# start of Dataset rows
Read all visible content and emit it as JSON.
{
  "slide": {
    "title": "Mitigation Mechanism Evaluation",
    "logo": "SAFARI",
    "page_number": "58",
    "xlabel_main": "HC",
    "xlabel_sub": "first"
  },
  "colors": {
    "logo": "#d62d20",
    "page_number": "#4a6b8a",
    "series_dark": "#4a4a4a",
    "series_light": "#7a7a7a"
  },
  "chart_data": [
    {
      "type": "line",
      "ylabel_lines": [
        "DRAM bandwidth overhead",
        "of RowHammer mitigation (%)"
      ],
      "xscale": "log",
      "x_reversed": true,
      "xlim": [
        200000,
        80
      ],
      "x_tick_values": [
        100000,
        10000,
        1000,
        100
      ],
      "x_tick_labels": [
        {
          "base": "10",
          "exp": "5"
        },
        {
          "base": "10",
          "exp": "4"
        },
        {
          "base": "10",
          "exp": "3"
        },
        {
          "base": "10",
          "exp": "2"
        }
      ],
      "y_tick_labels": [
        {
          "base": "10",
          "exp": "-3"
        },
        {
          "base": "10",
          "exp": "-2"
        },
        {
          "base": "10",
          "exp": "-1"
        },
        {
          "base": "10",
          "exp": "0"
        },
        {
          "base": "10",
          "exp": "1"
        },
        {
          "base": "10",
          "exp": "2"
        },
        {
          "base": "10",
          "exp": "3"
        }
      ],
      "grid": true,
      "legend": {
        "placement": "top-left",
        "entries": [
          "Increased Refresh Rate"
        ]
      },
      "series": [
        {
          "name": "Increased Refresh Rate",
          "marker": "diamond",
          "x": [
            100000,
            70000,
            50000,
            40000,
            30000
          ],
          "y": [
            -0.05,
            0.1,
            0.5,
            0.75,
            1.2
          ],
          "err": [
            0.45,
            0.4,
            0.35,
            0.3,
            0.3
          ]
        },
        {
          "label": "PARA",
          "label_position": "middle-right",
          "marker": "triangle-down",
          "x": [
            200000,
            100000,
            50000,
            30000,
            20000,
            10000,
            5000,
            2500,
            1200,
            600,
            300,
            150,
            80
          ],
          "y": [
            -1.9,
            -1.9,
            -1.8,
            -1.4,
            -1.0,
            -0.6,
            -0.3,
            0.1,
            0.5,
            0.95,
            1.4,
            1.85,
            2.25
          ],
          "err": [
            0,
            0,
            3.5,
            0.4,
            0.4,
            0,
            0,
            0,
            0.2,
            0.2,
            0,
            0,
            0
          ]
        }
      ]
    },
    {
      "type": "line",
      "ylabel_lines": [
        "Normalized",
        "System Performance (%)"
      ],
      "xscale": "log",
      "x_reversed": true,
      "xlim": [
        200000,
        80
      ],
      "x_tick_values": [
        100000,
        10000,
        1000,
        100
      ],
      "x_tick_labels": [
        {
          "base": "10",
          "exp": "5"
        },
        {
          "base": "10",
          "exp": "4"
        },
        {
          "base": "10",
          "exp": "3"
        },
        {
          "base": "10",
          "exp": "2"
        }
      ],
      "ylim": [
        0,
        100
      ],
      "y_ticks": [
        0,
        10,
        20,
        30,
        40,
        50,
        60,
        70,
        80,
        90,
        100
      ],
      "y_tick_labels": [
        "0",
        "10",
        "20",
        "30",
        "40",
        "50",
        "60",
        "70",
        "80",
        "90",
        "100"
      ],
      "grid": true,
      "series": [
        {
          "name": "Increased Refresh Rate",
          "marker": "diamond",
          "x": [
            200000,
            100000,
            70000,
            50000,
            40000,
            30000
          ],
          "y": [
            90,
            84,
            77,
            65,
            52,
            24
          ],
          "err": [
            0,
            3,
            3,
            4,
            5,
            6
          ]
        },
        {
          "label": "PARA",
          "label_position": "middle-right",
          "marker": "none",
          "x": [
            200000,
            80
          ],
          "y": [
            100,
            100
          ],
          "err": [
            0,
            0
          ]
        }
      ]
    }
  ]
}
# end of Dataset rows
**Task**
Pick out every line above that holds the word "marker" and copy it.

**Expected answer**
          "marker": "diamond",
          "marker": "triangle-down",
          "marker": "diamond",
          "marker": "none",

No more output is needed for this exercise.